Goal: Copy each line that contains the word "Apertura".

[Collection entries]
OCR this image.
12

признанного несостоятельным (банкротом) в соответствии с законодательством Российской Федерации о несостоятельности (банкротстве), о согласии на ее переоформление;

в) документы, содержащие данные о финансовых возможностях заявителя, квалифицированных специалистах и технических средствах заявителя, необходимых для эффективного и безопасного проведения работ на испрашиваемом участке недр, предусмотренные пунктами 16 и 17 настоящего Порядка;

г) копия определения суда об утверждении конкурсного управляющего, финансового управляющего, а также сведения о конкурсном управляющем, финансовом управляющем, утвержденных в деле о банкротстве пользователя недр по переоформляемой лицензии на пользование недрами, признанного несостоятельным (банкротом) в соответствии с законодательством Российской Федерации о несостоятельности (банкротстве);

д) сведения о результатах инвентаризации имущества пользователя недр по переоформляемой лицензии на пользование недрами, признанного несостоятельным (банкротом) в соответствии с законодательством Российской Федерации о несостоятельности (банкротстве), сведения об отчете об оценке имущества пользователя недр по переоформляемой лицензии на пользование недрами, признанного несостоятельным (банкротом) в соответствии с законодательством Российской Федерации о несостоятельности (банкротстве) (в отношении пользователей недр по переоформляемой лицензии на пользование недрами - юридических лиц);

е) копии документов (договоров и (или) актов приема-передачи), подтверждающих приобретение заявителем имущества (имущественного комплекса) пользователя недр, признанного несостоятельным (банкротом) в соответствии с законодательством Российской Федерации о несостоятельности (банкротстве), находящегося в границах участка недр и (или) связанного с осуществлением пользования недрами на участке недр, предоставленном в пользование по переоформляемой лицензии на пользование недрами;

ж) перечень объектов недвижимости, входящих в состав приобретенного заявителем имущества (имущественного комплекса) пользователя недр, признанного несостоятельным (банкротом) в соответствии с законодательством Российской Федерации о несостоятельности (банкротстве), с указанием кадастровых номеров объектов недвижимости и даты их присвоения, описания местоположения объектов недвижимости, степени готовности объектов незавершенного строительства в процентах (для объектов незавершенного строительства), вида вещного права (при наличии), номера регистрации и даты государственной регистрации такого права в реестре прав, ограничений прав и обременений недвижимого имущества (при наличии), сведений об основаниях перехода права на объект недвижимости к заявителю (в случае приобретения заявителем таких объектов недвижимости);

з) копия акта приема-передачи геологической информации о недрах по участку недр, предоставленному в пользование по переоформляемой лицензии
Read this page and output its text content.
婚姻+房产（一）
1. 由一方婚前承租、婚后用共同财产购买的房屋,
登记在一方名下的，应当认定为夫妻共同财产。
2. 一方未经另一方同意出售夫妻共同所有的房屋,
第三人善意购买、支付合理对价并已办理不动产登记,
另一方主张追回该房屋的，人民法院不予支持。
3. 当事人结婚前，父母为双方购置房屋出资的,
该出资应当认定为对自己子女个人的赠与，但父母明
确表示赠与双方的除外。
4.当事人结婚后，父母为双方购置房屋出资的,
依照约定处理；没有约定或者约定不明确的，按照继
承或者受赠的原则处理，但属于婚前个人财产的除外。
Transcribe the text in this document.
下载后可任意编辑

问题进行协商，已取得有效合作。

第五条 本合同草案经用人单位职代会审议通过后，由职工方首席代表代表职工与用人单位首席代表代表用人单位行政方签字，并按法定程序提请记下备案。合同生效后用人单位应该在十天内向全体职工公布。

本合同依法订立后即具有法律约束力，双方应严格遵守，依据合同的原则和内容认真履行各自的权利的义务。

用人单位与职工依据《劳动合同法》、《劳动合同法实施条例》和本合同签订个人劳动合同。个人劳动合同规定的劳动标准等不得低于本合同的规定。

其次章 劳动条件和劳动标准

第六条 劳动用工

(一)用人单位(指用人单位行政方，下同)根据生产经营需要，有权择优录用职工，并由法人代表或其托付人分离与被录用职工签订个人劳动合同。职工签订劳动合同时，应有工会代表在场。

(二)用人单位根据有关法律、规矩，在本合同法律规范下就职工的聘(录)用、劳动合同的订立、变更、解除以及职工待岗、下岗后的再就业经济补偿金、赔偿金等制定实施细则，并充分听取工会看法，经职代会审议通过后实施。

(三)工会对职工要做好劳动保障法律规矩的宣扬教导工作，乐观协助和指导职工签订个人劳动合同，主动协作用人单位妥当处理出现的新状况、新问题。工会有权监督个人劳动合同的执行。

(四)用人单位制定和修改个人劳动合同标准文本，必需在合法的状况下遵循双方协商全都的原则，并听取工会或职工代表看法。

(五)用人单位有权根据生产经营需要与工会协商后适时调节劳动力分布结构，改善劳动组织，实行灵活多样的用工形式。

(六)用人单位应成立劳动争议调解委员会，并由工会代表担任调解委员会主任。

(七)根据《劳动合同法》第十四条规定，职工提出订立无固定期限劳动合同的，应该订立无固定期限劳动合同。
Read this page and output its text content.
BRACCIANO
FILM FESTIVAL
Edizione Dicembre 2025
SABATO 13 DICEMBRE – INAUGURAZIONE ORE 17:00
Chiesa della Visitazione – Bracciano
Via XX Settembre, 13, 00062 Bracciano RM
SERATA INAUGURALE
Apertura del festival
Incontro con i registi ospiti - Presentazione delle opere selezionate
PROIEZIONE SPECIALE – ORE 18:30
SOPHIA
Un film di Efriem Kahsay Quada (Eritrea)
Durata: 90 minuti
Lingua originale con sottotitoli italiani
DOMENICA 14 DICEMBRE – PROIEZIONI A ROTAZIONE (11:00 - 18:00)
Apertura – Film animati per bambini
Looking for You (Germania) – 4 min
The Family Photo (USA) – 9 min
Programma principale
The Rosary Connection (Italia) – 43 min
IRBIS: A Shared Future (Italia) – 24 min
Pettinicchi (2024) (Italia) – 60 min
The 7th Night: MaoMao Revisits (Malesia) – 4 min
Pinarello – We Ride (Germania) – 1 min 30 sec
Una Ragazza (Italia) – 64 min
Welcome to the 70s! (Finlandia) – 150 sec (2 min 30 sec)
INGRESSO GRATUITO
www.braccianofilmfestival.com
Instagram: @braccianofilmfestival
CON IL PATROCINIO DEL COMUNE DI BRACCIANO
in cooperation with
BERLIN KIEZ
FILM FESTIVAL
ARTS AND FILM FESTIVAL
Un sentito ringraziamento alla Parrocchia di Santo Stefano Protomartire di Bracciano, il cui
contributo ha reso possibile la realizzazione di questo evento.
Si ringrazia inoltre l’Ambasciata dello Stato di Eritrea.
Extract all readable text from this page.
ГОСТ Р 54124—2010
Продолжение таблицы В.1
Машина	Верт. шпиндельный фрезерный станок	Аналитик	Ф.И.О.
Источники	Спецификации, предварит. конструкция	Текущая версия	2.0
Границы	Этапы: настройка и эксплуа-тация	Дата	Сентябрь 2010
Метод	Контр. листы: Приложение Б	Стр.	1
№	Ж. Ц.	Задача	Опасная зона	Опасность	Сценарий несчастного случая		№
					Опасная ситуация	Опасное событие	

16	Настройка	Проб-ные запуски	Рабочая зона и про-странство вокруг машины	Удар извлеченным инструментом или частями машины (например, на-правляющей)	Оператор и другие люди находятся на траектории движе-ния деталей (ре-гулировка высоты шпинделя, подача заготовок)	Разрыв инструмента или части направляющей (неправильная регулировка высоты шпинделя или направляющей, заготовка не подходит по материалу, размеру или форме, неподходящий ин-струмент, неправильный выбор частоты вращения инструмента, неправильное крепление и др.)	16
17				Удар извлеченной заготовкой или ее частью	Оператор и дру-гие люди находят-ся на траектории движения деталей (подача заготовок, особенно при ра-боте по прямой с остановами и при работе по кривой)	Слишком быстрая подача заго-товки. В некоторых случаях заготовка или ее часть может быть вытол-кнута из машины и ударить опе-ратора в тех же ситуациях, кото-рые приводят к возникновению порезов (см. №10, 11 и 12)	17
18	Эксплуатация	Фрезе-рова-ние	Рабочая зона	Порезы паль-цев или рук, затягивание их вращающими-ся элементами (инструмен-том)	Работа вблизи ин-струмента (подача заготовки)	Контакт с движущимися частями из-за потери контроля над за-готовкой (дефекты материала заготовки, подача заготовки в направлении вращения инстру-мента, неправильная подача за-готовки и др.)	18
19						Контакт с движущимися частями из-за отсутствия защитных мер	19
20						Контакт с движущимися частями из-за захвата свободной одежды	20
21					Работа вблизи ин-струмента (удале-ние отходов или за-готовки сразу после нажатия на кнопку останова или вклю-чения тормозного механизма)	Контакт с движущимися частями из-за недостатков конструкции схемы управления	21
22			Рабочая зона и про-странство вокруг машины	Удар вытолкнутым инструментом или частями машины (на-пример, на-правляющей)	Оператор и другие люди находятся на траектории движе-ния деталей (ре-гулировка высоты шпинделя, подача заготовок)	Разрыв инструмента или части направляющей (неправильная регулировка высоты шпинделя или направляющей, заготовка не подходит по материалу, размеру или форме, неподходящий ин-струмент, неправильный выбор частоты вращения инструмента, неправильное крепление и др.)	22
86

Task output:
Apertura del festival
Apertura – Film animati per bambini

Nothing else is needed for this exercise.